> [WHAT TO DO]: An exact copy of all the data is required, with pictures left out.

================================

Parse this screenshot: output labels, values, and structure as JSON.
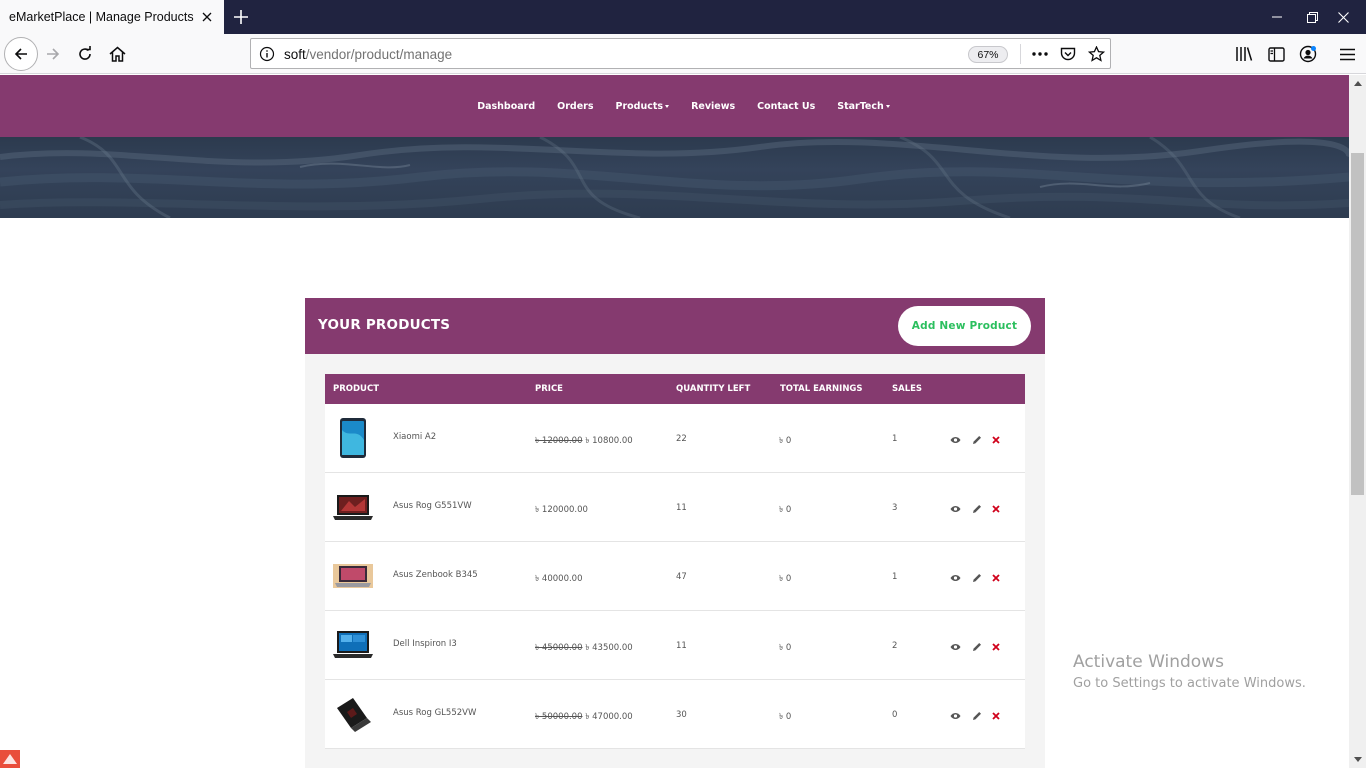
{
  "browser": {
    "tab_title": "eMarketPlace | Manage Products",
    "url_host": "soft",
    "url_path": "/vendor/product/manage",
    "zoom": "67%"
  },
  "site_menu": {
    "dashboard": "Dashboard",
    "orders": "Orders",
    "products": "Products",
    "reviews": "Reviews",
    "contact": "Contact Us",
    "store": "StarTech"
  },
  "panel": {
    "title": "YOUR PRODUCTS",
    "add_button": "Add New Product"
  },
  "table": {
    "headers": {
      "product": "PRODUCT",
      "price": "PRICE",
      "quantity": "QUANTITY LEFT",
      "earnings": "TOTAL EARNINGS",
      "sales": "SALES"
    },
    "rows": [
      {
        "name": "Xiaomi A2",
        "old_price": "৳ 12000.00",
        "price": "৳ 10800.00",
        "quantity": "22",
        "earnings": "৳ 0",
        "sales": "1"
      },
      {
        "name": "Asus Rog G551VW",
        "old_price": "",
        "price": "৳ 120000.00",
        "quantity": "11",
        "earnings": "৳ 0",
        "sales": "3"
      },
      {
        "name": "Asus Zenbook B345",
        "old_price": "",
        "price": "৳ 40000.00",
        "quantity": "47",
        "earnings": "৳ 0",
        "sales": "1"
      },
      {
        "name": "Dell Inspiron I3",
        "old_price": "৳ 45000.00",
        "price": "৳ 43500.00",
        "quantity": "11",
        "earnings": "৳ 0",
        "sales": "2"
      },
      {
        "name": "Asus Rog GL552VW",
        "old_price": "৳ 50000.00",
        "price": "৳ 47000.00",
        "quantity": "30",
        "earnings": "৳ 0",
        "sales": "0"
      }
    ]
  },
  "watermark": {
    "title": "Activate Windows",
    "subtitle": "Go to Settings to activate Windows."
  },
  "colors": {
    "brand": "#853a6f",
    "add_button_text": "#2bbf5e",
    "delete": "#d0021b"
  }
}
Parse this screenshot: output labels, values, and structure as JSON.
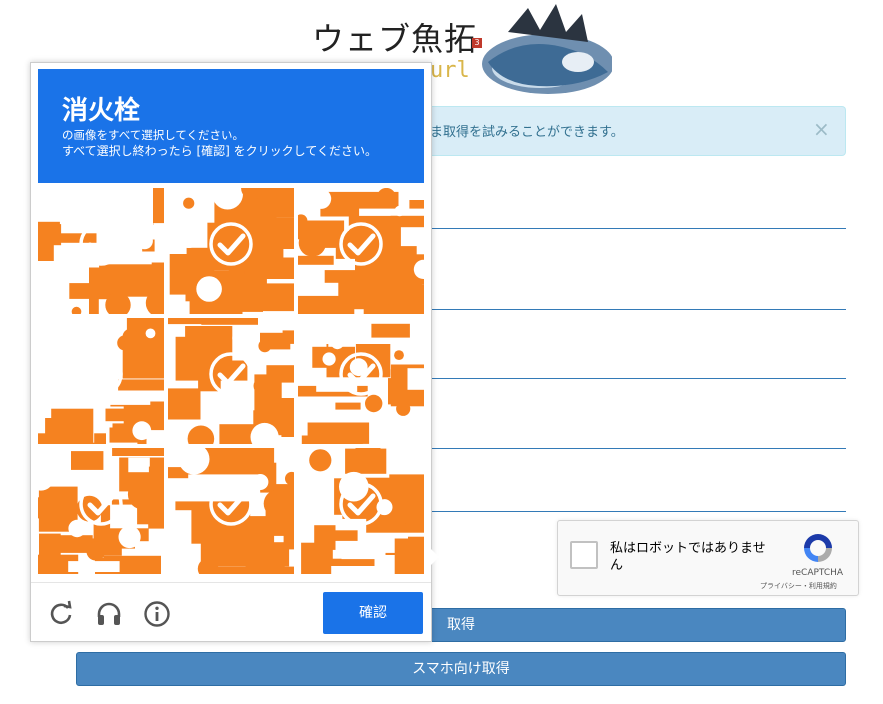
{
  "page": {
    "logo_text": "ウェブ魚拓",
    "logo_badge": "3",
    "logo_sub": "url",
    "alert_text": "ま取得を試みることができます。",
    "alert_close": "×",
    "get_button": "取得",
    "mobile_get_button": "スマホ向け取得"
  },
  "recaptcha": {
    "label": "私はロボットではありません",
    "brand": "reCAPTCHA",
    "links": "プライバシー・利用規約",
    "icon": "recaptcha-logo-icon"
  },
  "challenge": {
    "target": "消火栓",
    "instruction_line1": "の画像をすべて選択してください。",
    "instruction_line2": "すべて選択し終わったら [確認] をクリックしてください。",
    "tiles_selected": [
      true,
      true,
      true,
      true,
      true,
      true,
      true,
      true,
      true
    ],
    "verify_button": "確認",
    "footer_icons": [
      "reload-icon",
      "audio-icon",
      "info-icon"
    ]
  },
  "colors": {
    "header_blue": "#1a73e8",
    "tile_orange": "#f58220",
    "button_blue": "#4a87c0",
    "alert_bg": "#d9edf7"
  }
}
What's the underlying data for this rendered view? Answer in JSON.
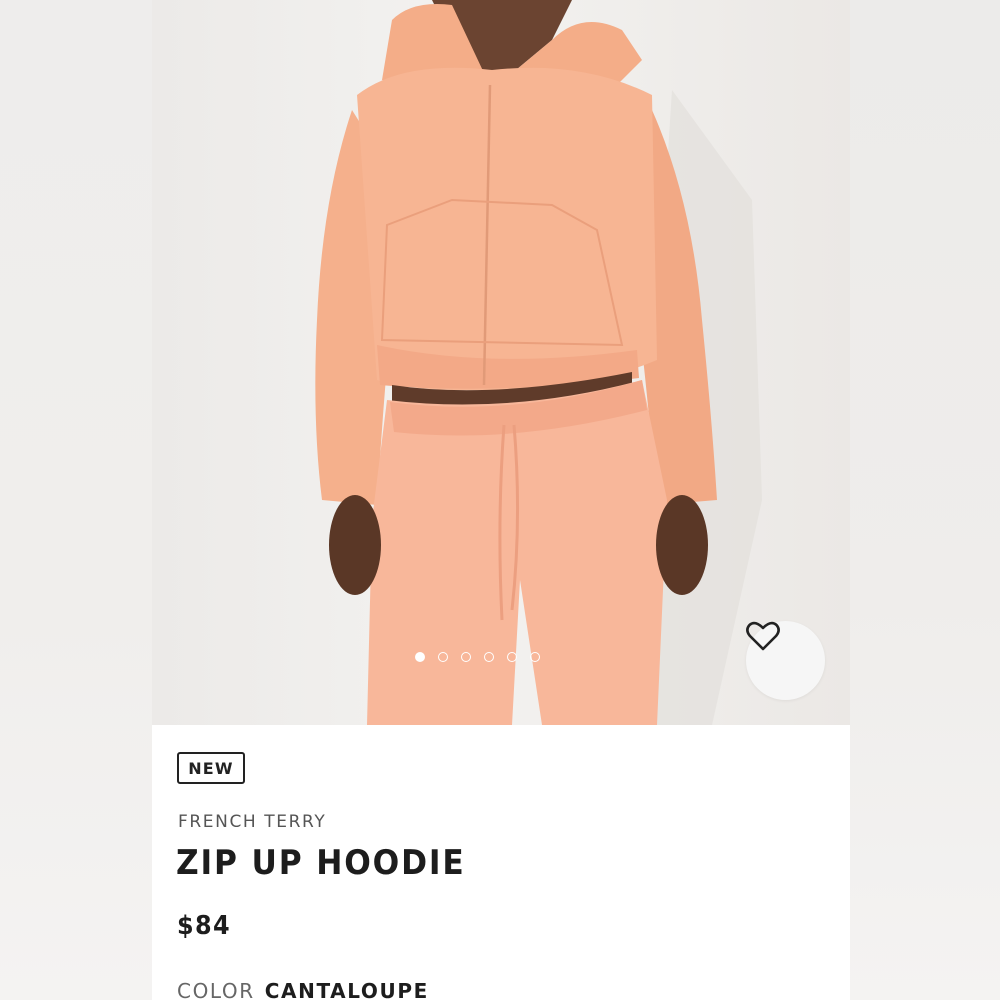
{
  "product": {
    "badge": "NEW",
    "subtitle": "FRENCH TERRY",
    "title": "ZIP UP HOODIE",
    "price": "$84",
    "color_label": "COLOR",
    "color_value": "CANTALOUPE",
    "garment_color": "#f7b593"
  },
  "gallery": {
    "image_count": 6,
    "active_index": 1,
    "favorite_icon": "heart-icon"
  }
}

================================

> [ANSWER TO THE PROBLEM]:
Parse this screenshot: output labels, values, and structure as JSON.
{
  "browser": {
    "tab_title": "eMarketPlace | Manage Products",
    "url_host": "soft",
    "url_path": "/vendor/product/manage",
    "zoom": "67%"
  },
  "site_menu": {
    "dashboard": "Dashboard",
    "orders": "Orders",
    "products": "Products",
    "reviews": "Reviews",
    "contact": "Contact Us",
    "store": "StarTech"
  },
  "panel": {
    "title": "YOUR PRODUCTS",
    "add_button": "Add New Product"
  },
  "table": {
    "headers": {
      "product": "PRODUCT",
      "price": "PRICE",
      "quantity": "QUANTITY LEFT",
      "earnings": "TOTAL EARNINGS",
      "sales": "SALES"
    },
    "rows": [
      {
        "name": "Xiaomi A2",
        "old_price": "৳ 12000.00",
        "price": "৳ 10800.00",
        "quantity": "22",
        "earnings": "৳ 0",
        "sales": "1"
      },
      {
        "name": "Asus Rog G551VW",
        "old_price": "",
        "price": "৳ 120000.00",
        "quantity": "11",
        "earnings": "৳ 0",
        "sales": "3"
      },
      {
        "name": "Asus Zenbook B345",
        "old_price": "",
        "price": "৳ 40000.00",
        "quantity": "47",
        "earnings": "৳ 0",
        "sales": "1"
      },
      {
        "name": "Dell Inspiron I3",
        "old_price": "৳ 45000.00",
        "price": "৳ 43500.00",
        "quantity": "11",
        "earnings": "৳ 0",
        "sales": "2"
      },
      {
        "name": "Asus Rog GL552VW",
        "old_price": "৳ 50000.00",
        "price": "৳ 47000.00",
        "quantity": "30",
        "earnings": "৳ 0",
        "sales": "0"
      }
    ]
  },
  "watermark": {
    "title": "Activate Windows",
    "subtitle": "Go to Settings to activate Windows."
  },
  "colors": {
    "brand": "#853a6f",
    "add_button_text": "#2bbf5e",
    "delete": "#d0021b"
  }
}
Parse this screenshot: output labels, values, and structure as JSON.
{
  "page": {
    "logo_text": "ウェブ魚拓",
    "logo_badge": "3",
    "logo_sub": "url",
    "alert_text": "ま取得を試みることができます。",
    "alert_close": "×",
    "get_button": "取得",
    "mobile_get_button": "スマホ向け取得"
  },
  "recaptcha": {
    "label": "私はロボットではありません",
    "brand": "reCAPTCHA",
    "links": "プライバシー・利用規約",
    "icon": "recaptcha-logo-icon"
  },
  "challenge": {
    "target": "消火栓",
    "instruction_line1": "の画像をすべて選択してください。",
    "instruction_line2": "すべて選択し終わったら [確認] をクリックしてください。",
    "tiles_selected": [
      true,
      true,
      true,
      true,
      true,
      true,
      true,
      true,
      true
    ],
    "verify_button": "確認",
    "footer_icons": [
      "reload-icon",
      "audio-icon",
      "info-icon"
    ]
  },
  "colors": {
    "header_blue": "#1a73e8",
    "tile_orange": "#f58220",
    "button_blue": "#4a87c0",
    "alert_bg": "#d9edf7"
  }
}
What's the underlying data for this rendered view? Answer in JSON.
{
  "product": {
    "badge": "NEW",
    "subtitle": "FRENCH TERRY",
    "title": "ZIP UP HOODIE",
    "price": "$84",
    "color_label": "COLOR",
    "color_value": "CANTALOUPE",
    "garment_color": "#f7b593"
  },
  "gallery": {
    "image_count": 6,
    "active_index": 1,
    "favorite_icon": "heart-icon"
  }
}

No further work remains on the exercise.